### Directions for this task
Look through the data below and return each line where "确保斜坡运输系统安全" appears.

### Record set
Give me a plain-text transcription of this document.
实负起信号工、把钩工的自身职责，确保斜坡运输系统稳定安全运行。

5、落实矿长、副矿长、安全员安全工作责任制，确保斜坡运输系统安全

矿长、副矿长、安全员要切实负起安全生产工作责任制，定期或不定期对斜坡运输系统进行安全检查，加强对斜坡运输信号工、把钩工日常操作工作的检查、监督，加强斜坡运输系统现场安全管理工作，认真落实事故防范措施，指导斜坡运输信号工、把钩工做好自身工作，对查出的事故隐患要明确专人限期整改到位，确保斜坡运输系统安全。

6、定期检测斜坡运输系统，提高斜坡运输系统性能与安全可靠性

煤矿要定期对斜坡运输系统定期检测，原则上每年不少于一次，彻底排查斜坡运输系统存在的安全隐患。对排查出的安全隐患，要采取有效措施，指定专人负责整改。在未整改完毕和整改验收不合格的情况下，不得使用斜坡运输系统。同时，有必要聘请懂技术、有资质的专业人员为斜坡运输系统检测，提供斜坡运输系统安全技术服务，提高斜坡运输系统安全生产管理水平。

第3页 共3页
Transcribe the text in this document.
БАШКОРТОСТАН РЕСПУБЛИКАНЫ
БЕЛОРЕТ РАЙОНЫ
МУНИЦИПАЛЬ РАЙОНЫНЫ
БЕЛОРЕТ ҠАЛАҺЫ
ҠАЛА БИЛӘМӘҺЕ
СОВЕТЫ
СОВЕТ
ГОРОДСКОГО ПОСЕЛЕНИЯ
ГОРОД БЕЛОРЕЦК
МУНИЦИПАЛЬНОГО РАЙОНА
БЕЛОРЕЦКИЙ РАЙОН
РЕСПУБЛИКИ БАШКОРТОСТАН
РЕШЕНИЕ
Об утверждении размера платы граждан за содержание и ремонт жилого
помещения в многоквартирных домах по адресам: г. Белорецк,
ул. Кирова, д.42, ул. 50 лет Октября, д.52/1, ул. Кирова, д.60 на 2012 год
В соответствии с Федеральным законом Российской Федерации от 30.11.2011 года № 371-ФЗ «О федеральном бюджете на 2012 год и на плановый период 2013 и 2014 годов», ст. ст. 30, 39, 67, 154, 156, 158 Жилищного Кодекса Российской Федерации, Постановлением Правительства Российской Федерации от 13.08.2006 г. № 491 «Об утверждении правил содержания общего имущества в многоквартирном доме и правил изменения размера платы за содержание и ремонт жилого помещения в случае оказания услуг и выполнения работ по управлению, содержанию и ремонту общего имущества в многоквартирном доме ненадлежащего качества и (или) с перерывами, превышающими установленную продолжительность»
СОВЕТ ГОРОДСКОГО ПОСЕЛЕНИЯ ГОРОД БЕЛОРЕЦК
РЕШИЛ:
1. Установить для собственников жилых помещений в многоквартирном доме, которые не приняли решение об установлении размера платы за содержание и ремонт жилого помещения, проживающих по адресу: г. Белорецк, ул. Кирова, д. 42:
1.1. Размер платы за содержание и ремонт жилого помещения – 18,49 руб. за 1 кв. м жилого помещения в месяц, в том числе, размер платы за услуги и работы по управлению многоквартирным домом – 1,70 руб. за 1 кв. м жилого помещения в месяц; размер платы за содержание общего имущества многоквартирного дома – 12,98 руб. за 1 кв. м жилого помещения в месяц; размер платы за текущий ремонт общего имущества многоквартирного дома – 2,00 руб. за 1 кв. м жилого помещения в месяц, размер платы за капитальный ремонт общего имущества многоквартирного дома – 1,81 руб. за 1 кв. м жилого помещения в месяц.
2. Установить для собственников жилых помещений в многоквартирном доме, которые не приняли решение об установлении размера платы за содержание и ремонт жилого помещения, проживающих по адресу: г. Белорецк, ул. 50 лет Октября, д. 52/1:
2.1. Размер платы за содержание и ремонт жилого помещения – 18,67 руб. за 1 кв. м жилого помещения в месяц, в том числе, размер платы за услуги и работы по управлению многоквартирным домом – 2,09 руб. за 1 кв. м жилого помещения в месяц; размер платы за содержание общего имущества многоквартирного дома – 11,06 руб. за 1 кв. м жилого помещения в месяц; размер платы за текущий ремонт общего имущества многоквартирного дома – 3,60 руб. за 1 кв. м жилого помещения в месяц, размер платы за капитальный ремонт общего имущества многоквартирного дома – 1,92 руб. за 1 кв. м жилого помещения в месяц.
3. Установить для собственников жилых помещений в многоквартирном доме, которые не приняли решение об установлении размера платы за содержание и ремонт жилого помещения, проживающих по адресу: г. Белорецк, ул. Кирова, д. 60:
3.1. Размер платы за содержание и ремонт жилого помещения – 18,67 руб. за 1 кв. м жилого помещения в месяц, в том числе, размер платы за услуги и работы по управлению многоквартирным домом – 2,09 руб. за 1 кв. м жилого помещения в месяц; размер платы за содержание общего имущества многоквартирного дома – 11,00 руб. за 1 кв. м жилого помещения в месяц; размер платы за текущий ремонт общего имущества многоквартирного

### Solution for this task
5、落实矿长、副矿长、安全员安全工作责任制，确保斜坡运输系统安全
矿长、副矿长、安全员要切实负起安全生产工作责任制，定期或不定期对斜坡运输系统进行安全检查，加强对斜坡运输信号工、把钩工日常操作工作的检查、监督，加强斜坡运输系统现场安全管理工作，认真落实事故防范措施，指导斜坡运输信号工、把钩工做好自身工作，对查出的事故隐患要明确专人限期整改到位，确保斜坡运输系统安全。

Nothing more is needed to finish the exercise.